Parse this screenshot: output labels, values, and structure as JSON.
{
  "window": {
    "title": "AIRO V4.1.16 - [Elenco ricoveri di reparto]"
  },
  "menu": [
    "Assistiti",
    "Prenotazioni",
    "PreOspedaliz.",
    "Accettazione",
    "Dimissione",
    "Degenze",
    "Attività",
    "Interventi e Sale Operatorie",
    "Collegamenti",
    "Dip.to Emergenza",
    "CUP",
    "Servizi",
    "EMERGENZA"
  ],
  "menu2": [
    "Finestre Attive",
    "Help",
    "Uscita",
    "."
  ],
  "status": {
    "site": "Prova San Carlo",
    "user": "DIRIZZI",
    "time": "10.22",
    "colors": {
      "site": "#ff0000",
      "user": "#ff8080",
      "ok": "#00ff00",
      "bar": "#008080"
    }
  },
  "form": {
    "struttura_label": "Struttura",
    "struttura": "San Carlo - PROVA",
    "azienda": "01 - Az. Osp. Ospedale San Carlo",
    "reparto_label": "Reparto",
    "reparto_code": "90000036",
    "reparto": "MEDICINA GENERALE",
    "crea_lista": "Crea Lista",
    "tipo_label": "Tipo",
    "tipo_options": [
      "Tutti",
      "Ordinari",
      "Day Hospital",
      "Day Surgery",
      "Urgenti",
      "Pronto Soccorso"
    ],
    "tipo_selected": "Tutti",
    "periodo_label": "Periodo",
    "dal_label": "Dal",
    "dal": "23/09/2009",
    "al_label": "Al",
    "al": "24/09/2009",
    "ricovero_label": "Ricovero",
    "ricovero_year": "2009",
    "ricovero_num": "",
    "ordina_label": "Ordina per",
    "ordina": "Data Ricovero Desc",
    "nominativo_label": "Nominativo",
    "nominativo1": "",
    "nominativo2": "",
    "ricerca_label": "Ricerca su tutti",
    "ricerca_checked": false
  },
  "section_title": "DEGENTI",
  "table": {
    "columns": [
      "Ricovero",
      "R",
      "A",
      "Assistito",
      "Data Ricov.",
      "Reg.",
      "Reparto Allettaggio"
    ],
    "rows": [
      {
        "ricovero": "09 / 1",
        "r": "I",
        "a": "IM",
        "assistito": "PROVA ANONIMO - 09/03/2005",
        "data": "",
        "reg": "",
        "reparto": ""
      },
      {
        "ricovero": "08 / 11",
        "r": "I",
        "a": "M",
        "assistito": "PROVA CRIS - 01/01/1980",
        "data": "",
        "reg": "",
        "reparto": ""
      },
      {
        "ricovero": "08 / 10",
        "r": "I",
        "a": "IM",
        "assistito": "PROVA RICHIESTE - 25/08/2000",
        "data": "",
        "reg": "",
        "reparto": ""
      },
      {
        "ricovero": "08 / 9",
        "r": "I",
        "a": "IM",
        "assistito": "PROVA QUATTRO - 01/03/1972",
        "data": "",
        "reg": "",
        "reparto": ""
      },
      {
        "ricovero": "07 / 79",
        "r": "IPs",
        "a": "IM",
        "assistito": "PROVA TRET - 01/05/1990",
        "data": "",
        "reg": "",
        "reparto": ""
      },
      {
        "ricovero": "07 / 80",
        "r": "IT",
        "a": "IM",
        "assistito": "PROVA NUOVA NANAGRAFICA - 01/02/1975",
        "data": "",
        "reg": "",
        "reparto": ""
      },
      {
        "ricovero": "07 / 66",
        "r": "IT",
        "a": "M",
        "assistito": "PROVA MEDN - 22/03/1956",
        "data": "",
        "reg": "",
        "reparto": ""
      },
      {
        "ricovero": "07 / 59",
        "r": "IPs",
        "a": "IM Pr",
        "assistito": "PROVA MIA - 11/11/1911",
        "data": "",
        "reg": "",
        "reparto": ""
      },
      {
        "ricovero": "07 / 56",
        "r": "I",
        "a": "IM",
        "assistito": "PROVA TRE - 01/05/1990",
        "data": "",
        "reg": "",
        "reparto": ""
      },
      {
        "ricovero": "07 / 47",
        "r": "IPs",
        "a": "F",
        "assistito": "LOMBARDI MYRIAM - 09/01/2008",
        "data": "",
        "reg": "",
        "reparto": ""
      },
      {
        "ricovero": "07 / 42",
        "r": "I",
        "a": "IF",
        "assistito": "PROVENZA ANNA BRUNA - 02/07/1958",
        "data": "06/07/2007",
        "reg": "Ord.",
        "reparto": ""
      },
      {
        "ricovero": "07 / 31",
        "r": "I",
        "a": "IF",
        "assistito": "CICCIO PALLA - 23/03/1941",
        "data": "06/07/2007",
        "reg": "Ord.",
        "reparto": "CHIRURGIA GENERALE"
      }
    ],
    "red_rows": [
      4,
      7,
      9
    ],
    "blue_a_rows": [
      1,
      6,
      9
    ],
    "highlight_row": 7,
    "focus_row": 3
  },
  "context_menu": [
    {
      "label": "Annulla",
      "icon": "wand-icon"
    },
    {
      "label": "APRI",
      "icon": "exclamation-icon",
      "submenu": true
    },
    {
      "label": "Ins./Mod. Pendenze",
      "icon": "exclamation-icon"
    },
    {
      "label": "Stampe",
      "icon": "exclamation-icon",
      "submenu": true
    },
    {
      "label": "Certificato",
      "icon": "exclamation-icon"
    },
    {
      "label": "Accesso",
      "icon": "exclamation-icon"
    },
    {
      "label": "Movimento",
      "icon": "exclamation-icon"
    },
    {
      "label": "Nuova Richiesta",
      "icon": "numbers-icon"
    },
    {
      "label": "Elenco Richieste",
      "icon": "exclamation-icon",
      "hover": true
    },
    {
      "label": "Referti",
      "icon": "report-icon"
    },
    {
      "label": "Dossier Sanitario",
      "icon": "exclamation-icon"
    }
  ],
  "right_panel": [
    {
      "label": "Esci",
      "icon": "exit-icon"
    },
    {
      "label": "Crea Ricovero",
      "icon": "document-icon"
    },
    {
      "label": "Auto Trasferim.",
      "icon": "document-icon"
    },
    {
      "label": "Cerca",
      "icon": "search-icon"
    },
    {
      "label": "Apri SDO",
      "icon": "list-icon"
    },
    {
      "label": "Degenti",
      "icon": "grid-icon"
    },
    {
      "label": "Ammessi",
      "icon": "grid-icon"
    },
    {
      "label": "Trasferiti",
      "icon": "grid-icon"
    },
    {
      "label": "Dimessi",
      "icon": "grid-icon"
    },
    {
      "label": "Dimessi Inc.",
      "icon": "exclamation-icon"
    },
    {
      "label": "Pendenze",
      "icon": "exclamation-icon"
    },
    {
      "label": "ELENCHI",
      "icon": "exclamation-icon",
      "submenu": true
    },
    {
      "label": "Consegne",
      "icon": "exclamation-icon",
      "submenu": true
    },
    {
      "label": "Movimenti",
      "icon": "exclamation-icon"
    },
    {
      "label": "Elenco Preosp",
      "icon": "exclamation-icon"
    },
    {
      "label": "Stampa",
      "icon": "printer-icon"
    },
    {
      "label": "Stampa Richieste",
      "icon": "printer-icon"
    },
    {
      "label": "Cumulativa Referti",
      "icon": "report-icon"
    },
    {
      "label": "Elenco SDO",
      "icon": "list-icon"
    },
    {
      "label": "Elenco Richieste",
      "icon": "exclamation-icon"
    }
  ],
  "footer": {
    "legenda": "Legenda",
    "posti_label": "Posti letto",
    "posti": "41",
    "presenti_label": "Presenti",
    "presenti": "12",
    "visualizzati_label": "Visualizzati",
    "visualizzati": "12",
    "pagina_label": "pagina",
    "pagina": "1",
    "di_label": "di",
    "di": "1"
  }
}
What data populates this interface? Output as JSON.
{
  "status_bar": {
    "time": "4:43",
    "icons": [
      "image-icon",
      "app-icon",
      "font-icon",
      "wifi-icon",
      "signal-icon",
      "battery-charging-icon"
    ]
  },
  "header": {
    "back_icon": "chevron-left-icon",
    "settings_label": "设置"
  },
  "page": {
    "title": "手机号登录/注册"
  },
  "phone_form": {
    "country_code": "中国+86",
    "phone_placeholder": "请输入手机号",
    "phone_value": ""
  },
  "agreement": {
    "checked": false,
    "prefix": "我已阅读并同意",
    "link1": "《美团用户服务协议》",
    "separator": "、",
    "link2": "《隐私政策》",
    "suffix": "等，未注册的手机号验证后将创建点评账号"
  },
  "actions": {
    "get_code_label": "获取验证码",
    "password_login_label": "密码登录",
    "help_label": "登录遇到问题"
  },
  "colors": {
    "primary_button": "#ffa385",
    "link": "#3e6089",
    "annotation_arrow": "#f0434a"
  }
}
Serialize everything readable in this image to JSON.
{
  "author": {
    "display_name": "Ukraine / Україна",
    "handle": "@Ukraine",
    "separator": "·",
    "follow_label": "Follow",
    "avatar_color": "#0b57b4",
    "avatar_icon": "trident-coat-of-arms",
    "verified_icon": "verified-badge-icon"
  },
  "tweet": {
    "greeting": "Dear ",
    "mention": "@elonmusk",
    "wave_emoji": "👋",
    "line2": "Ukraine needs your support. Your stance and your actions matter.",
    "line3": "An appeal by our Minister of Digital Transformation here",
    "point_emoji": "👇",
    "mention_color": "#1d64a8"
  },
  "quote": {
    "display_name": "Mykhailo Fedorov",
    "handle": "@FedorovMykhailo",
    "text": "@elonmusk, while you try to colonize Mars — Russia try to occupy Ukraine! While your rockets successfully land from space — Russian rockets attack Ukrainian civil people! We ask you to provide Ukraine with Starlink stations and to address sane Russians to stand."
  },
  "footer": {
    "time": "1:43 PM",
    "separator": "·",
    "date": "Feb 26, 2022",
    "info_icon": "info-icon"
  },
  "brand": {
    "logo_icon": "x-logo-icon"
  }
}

EXERCISE INSTRUCTIONS = The answer consists only of the lines from the one containing "Serialize everything readable" to the end of the records, each written out exactly.

THE SOLUTION =
Serialize everything readable in this image to JSON.
{
  "author": {
    "display_name": "Ukraine / Україна",
    "handle": "@Ukraine",
    "separator": "·",
    "follow_label": "Follow",
    "avatar_color": "#0b57b4",
    "avatar_icon": "trident-coat-of-arms",
    "verified_icon": "verified-badge-icon"
  },
  "tweet": {
    "greeting": "Dear ",
    "mention": "@elonmusk",
    "wave_emoji": "👋",
    "line2": "Ukraine needs your support. Your stance and your actions matter.",
    "line3": "An appeal by our Minister of Digital Transformation here",
    "point_emoji": "👇",
    "mention_color": "#1d64a8"
  },
  "quote": {
    "display_name": "Mykhailo Fedorov",
    "handle": "@FedorovMykhailo",
    "text": "@elonmusk, while you try to colonize Mars — Russia try to occupy Ukraine! While your rockets successfully land from space — Russian rockets attack Ukrainian civil people! We ask you to provide Ukraine with Starlink stations and to address sane Russians to stand."
  },
  "footer": {
    "time": "1:43 PM",
    "separator": "·",
    "date": "Feb 26, 2022",
    "info_icon": "info-icon"
  },
  "brand": {
    "logo_icon": "x-logo-icon"
  }
}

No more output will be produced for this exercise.